- [Problem requirements]:
Gather the lines from the material that contain "text".

- [Saved entries]:

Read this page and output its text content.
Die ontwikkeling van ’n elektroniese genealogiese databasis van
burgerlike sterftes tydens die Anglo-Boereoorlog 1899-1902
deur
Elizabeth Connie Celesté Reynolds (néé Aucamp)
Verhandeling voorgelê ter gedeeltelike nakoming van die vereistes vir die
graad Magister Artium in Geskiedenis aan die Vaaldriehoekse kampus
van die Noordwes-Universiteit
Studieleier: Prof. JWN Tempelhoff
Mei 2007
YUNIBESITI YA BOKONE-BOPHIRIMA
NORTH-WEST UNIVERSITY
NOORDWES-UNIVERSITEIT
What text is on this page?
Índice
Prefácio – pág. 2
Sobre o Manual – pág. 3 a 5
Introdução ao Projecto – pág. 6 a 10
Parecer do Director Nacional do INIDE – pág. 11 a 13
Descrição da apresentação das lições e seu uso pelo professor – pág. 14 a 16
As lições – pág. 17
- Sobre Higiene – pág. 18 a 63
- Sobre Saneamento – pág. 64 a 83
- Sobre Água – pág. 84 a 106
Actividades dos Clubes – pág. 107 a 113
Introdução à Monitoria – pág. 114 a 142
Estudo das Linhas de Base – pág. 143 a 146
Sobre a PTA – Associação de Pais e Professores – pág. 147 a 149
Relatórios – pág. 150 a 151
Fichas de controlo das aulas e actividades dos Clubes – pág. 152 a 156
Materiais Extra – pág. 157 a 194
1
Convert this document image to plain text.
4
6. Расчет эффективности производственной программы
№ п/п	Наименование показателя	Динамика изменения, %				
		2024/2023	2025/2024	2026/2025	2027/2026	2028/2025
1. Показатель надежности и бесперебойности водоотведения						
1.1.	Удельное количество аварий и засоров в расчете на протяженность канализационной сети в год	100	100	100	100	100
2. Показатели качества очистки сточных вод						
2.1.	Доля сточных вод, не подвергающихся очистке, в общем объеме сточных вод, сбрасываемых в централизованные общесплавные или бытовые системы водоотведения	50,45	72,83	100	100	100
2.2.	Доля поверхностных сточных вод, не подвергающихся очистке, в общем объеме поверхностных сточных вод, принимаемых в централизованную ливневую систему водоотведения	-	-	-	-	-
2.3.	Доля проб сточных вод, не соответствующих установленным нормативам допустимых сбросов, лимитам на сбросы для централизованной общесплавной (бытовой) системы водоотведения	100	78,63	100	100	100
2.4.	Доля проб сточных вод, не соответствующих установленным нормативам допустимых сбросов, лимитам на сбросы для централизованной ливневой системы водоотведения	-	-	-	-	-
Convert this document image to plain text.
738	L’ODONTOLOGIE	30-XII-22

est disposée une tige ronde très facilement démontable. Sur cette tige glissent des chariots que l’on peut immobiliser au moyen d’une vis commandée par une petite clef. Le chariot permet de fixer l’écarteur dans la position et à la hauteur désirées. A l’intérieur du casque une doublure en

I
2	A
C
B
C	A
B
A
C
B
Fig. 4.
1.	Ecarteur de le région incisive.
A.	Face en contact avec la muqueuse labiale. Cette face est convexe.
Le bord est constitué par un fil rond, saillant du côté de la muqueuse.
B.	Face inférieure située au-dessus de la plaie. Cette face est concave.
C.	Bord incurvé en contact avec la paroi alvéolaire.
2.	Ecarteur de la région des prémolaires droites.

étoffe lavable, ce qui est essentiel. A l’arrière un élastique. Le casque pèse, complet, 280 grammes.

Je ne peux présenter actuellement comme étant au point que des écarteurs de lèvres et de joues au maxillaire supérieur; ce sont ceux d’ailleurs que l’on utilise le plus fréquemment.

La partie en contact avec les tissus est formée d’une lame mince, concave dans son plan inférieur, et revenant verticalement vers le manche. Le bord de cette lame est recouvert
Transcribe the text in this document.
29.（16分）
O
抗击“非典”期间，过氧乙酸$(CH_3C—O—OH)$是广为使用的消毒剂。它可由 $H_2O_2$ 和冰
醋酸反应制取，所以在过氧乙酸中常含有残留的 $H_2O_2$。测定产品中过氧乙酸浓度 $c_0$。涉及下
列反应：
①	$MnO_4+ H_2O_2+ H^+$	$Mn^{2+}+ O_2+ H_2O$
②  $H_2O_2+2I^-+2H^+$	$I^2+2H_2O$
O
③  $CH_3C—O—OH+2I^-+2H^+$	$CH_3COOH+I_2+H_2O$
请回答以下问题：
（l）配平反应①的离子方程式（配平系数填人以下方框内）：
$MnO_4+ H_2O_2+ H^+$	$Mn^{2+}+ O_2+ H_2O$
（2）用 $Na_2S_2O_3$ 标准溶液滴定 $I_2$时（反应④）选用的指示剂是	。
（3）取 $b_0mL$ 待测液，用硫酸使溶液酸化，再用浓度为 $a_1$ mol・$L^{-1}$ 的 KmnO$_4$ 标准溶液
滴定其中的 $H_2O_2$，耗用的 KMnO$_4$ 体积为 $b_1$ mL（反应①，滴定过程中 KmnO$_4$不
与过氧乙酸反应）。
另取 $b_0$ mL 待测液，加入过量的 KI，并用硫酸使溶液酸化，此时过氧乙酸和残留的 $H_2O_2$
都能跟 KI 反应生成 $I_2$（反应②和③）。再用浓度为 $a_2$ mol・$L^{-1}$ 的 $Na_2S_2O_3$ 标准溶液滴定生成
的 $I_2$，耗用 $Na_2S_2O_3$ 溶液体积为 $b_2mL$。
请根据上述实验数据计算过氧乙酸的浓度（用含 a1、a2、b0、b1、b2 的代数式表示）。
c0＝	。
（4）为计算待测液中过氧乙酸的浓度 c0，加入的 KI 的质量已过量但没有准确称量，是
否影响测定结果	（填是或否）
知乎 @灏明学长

- [Result of this task]:
Read this page and output its text content.
What text is on this page?
Convert this document image to plain text.
Convert this document image to plain text.
Transcribe the text in this document.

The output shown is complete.